> [Task goal]: Extract every record, exactly as written, and ignore the pictures.

> [Stored rows]:
## BEGIN

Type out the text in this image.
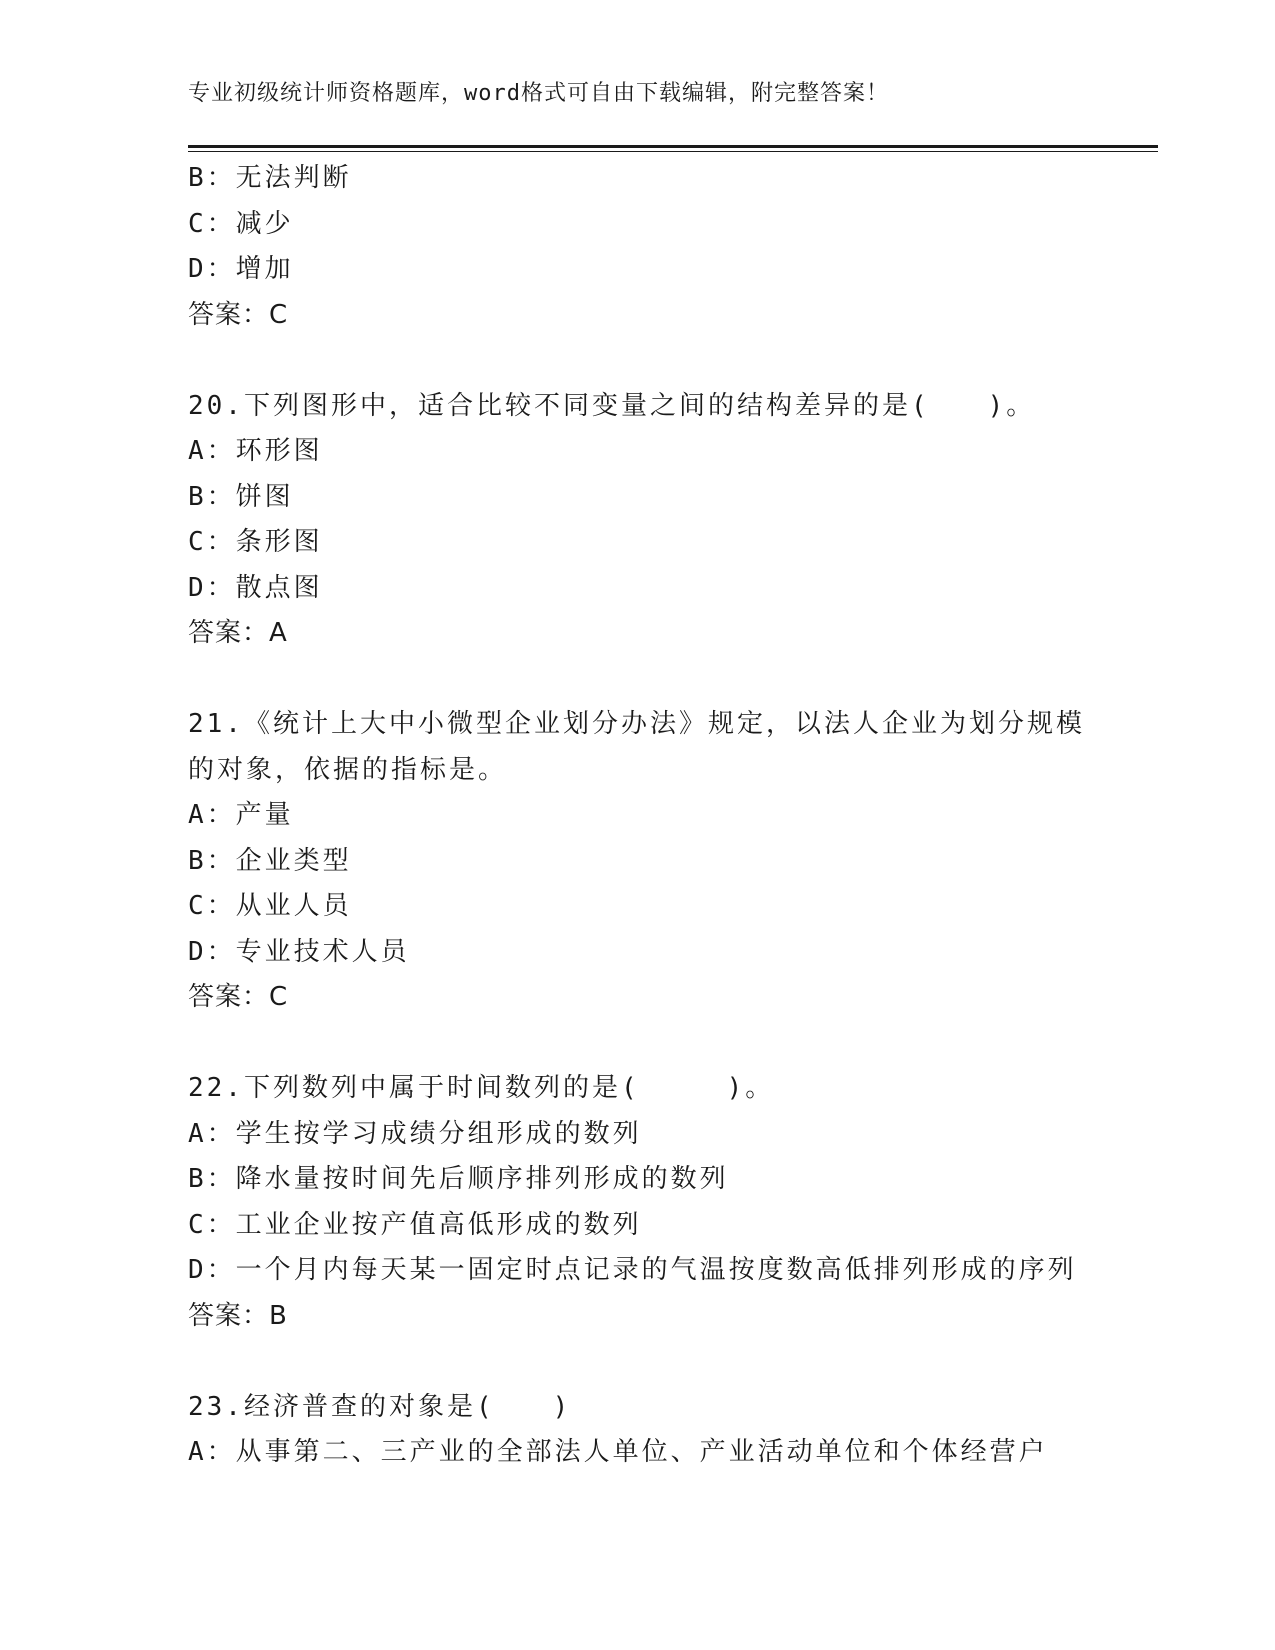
专业初级统计师资格题库，word格式可自由下载编辑，附完整答案！
B：无法判断
C：减少
D：增加
答案：C
20.下列图形中，适合比较不同变量之间的结构差异的是(　　)。
A：环形图
B：饼图
C：条形图
D：散点图
答案：A
21.《统计上大中小微型企业划分办法》规定，以法人企业为划分规模
的对象，依据的指标是。
A：产量
B：企业类型
C：从业人员
D：专业技术人员
答案：C
22.下列数列中属于时间数列的是(　　　)。
A：学生按学习成绩分组形成的数列
B：降水量按时间先后顺序排列形成的数列
C：工业企业按产值高低形成的数列
D：一个月内每天某一固定时点记录的气温按度数高低排列形成的序列
答案：B
23.经济普查的对象是(　　)
A：从事第二、三产业的全部法人单位、产业活动单位和个体经营户
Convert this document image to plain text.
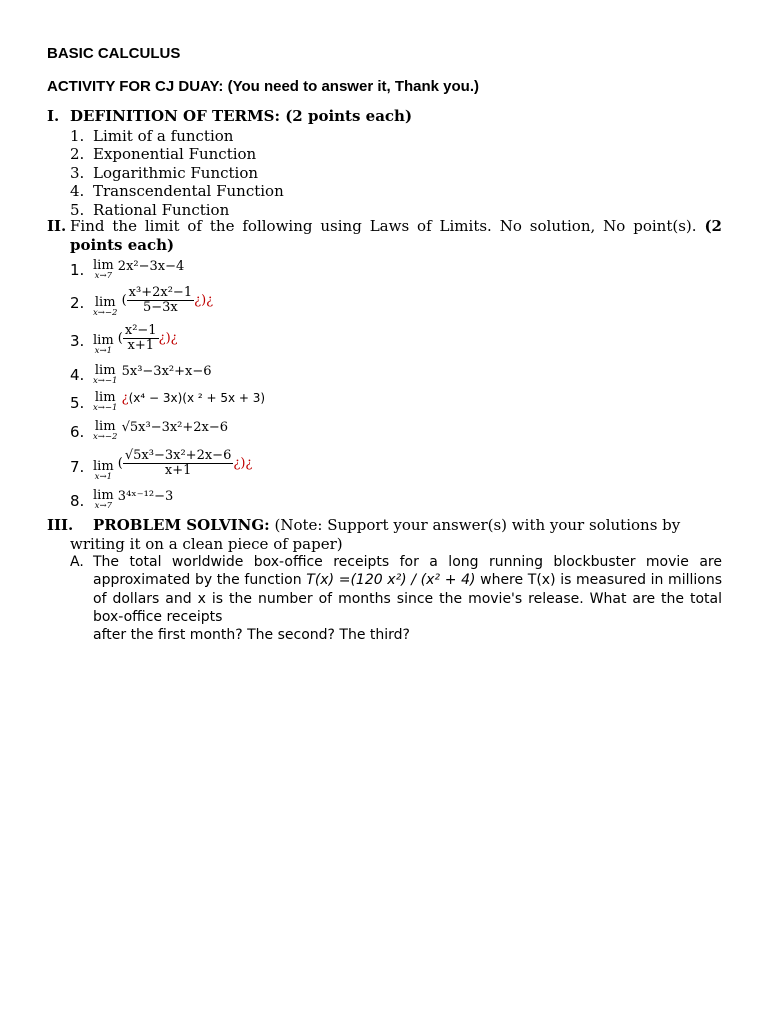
BASIC CALCULUS
ACTIVITY FOR CJ DUAY: (You need to answer it, Thank you.)
I. DEFINITION OF TERMS: (2 points each)
1. Limit of a function
2. Exponential Function
3. Logarithmic Function
4. Transcendental Function
5. Rational Function
II. Find the limit of the following using Laws of Limits. No solution, No point(s). (2
points each)
1. lim
x→7
2x²−3x−4
2. lim
x→−2
( $\frac{\text{x³+2x²−1}}{5-3x}$ ¿)¿
3. lim
x→1
( $\frac{\text{x²−1}}{x+1}$ ¿)¿
4. lim
x→−1
5x³−3x²+x−6
5. lim
x→−1
¿(x⁴ − 3x)(x ² + 5x + 3)
6. lim
x→−2
√5x³−3x²+2x−6
7. lim
x→1
( $\frac{\text{√5x³−3x²+2x−6}}{x+1}$ ¿)¿
8. lim
x→7
3⁴ˣ⁻¹²−3
III. PROBLEM SOLVING: (Note: Support your answer(s) with your solutions by
writing it on a clean piece of paper)
A. The total worldwide box-office receipts for a long running blockbuster movie are approximated by the function T(x) =(120 x²) / (x² + 4) where T(x) is measured in millions of dollars and x is the number of months since the movie's release. What are the total box-office receipts
after the first month? The second? The third?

## END

> [The solution]:
Type out the text in this image.
专业初级统计师资格题库，word格式可自由下载编辑，附完整答案！
B：无法判断
C：减少
D：增加
答案：C
20.下列图形中，适合比较不同变量之间的结构差异的是(　　)。
A：环形图
B：饼图
C：条形图
D：散点图
答案：A
21.《统计上大中小微型企业划分办法》规定，以法人企业为划分规模
的对象，依据的指标是。
A：产量
B：企业类型
C：从业人员
D：专业技术人员
答案：C
22.下列数列中属于时间数列的是(　　　)。
A：学生按学习成绩分组形成的数列
B：降水量按时间先后顺序排列形成的数列
C：工业企业按产值高低形成的数列
D：一个月内每天某一固定时点记录的气温按度数高低排列形成的序列
答案：B
23.经济普查的对象是(　　)
A：从事第二、三产业的全部法人单位、产业活动单位和个体经营户
Convert this document image to plain text.
BASIC CALCULUS
ACTIVITY FOR CJ DUAY: (You need to answer it, Thank you.)
I. DEFINITION OF TERMS: (2 points each)
1. Limit of a function
2. Exponential Function
3. Logarithmic Function
4. Transcendental Function
5. Rational Function
II. Find the limit of the following using Laws of Limits. No solution, No point(s). (2
points each)
1. lim
x→7
2x²−3x−4
2. lim
x→−2
( $\frac{\text{x³+2x²−1}}{5-3x}$ ¿)¿
3. lim
x→1
( $\frac{\text{x²−1}}{x+1}$ ¿)¿
4. lim
x→−1
5x³−3x²+x−6
5. lim
x→−1
¿(x⁴ − 3x)(x ² + 5x + 3)
6. lim
x→−2
√5x³−3x²+2x−6
7. lim
x→1
( $\frac{\text{√5x³−3x²+2x−6}}{x+1}$ ¿)¿
8. lim
x→7
3⁴ˣ⁻¹²−3
III. PROBLEM SOLVING: (Note: Support your answer(s) with your solutions by
writing it on a clean piece of paper)
A. The total worldwide box-office receipts for a long running blockbuster movie are approximated by the function T(x) =(120 x²) / (x² + 4) where T(x) is measured in millions of dollars and x is the number of months since the movie's release. What are the total box-office receipts
after the first month? The second? The third?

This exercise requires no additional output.